TASK PROMPT - In the entries, find all lines that hold the word "this" and copy them.

**** INPUT MATERIAL ****

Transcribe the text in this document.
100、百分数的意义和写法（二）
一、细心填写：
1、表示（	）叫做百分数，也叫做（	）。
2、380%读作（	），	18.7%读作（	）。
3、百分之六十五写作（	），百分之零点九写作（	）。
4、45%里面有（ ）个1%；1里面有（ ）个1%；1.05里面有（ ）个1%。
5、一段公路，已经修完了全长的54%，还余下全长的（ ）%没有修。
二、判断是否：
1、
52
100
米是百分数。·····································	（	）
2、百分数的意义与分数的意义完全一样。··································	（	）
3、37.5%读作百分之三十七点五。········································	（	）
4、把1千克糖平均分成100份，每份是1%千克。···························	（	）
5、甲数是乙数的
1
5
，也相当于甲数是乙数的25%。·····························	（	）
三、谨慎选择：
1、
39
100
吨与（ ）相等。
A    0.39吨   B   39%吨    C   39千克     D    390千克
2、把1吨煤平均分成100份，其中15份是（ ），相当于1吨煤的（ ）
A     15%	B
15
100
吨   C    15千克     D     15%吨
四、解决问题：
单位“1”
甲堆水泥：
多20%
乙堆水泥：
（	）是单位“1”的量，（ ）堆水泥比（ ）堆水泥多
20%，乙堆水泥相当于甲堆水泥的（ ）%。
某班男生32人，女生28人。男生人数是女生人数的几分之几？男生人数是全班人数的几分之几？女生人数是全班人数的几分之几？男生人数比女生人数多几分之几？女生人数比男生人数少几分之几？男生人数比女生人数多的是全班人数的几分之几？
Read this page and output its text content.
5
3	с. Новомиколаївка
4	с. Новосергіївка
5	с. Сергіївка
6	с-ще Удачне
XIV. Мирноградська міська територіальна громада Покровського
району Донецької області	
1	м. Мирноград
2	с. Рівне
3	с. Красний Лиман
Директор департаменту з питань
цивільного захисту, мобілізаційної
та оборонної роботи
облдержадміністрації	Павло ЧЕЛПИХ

****

EXERCISE SOLUTION -
Transcribe the text in this document.
Read this page and output its text content.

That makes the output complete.